Data records
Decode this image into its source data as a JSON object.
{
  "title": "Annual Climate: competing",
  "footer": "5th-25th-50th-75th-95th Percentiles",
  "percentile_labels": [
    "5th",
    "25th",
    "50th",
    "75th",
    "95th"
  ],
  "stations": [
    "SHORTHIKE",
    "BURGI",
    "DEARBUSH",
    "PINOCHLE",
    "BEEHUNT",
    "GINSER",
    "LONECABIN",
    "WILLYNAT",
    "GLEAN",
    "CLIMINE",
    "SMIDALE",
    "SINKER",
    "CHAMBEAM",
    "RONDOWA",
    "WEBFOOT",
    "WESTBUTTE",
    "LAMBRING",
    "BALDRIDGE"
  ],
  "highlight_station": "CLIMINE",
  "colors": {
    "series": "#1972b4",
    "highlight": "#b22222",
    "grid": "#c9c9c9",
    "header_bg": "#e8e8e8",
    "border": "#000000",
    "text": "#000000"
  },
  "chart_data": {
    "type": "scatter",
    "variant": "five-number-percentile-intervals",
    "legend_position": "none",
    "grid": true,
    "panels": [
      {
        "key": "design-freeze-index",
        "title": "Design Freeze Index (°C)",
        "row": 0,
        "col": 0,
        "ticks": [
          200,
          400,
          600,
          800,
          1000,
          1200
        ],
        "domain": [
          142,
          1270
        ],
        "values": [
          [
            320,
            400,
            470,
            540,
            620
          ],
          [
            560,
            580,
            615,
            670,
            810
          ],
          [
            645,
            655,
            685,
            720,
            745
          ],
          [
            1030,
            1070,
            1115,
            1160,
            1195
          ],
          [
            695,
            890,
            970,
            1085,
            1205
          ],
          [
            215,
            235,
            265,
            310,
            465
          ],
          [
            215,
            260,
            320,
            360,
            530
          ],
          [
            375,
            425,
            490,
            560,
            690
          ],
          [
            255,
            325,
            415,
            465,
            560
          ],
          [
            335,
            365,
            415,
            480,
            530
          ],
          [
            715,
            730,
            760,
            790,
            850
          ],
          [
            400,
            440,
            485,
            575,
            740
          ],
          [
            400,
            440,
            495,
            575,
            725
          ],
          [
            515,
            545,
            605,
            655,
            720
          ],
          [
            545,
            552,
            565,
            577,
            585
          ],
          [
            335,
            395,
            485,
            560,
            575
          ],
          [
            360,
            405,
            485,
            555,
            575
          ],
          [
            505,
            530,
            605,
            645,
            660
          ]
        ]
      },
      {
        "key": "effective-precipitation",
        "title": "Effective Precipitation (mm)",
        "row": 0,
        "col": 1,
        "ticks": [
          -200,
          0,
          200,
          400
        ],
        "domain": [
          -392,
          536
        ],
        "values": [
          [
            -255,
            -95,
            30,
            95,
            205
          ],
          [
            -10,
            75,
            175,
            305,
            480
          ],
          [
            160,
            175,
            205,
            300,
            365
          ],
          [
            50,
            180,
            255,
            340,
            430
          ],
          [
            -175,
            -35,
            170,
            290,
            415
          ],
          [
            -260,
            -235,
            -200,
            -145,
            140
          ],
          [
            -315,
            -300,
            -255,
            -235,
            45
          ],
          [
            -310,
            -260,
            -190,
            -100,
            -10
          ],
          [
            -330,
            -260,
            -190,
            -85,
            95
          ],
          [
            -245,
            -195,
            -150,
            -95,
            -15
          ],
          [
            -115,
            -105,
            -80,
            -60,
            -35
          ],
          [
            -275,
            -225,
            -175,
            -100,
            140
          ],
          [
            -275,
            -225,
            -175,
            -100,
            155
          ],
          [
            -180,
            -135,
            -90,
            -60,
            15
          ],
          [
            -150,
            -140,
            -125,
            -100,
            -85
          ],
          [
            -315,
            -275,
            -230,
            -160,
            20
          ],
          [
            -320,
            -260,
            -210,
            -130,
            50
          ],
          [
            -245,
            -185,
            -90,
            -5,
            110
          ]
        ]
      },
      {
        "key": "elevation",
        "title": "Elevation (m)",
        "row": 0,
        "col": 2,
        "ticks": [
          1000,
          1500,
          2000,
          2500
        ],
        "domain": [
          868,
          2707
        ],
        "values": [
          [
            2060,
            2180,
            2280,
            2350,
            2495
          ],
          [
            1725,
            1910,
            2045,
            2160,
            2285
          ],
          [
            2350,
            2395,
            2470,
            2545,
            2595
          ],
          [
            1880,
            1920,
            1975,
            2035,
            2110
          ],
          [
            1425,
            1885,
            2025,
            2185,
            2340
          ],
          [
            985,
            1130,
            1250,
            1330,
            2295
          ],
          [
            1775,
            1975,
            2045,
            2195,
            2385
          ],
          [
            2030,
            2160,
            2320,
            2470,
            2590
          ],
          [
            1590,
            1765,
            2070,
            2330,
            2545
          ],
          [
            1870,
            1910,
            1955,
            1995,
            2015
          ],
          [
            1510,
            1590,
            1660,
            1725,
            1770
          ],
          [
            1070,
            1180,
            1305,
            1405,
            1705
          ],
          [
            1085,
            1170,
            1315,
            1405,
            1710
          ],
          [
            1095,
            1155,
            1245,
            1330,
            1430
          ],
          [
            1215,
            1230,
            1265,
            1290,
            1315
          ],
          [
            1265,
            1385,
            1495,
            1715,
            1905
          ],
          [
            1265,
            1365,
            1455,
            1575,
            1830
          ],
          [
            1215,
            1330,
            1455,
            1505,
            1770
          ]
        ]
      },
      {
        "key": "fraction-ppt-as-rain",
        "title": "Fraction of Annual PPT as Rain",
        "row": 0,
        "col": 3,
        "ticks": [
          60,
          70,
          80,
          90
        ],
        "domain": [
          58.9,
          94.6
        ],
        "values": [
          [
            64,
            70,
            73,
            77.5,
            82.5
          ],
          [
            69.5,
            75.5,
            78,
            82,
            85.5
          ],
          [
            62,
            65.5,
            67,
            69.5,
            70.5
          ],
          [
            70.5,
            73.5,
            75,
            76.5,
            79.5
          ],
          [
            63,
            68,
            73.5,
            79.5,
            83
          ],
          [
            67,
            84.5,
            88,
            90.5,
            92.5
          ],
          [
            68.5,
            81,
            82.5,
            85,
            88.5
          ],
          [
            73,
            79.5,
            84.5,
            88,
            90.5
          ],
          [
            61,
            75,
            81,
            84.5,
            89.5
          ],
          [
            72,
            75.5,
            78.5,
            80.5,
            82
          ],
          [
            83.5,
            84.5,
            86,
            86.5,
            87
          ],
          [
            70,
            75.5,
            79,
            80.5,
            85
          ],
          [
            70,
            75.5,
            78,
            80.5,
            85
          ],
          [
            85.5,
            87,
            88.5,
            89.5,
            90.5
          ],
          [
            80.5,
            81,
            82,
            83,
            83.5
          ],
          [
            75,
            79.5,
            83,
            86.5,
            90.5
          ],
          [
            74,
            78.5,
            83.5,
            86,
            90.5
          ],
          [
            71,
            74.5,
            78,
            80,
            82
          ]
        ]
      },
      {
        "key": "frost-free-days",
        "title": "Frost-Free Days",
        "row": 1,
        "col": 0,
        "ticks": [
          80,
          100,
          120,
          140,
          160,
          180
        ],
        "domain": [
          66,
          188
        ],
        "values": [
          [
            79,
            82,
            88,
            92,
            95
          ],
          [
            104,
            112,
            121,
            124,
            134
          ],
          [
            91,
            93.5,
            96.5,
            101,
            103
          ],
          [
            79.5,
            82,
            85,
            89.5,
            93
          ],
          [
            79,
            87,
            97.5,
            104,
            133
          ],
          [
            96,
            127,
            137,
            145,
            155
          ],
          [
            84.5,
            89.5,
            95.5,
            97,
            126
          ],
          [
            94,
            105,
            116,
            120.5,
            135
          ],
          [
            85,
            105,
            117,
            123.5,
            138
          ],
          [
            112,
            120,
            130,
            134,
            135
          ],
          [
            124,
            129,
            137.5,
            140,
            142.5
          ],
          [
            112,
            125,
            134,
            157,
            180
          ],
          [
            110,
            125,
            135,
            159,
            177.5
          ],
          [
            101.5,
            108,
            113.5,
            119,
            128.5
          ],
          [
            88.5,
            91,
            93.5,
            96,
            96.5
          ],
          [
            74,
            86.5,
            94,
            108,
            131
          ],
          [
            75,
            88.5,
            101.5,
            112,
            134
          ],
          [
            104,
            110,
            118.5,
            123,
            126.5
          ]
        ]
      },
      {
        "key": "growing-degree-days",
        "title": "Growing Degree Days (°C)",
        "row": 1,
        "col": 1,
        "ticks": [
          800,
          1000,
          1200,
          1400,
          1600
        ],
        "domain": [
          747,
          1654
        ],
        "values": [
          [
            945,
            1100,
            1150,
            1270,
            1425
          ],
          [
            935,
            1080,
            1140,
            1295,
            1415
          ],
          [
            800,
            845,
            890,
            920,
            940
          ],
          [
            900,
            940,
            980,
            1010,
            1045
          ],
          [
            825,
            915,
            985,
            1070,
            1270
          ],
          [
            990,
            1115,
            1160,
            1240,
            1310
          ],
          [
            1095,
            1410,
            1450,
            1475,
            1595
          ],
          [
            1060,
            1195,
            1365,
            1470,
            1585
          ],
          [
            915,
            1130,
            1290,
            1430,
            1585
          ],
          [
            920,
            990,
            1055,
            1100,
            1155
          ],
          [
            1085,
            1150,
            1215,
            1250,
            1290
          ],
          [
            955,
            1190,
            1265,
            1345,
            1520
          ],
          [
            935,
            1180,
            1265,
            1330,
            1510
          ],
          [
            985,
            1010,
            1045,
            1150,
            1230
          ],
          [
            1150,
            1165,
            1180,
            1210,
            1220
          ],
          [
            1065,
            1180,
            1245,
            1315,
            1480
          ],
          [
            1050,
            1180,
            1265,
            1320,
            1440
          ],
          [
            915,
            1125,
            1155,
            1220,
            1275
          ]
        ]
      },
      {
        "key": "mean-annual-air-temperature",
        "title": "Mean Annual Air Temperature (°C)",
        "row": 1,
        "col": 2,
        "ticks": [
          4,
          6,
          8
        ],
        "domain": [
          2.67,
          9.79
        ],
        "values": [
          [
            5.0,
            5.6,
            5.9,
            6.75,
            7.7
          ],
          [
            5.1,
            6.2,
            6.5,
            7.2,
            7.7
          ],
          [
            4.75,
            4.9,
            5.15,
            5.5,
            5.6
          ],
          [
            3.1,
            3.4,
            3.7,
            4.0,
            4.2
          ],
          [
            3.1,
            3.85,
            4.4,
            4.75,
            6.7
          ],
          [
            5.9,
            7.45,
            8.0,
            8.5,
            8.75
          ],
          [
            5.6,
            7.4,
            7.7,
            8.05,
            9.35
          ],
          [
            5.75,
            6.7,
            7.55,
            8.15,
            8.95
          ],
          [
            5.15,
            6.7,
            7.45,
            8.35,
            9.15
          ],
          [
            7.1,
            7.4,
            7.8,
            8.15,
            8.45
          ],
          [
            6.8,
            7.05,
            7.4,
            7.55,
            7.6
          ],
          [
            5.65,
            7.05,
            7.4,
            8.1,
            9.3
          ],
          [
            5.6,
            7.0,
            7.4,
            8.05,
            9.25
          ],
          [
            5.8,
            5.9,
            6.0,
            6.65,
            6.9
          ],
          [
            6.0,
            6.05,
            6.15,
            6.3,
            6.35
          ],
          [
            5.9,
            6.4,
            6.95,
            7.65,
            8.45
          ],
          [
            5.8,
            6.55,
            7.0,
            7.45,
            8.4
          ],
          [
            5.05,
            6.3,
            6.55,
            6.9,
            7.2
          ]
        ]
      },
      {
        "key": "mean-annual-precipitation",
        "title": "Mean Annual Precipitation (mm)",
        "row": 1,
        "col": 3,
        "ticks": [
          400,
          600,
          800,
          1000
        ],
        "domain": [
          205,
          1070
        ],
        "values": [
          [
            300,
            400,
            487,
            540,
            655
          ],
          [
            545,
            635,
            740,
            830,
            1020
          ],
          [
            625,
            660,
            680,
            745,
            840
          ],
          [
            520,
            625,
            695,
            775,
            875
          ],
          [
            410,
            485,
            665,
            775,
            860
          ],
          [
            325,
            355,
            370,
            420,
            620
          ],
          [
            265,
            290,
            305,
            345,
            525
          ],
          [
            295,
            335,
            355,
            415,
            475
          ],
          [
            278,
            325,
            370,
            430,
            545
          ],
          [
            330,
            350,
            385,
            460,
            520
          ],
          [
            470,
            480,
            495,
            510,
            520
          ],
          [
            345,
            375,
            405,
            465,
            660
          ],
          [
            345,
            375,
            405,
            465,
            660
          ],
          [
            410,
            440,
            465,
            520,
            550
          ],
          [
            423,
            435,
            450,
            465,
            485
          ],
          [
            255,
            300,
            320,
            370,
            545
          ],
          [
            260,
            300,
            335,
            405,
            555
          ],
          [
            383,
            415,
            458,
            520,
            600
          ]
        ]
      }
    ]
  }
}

Task directions:
Pick out all lines from the data above in which the word "CLIMINE" appears.

Result:
    "CLIMINE",
  "highlight_station": "CLIMINE",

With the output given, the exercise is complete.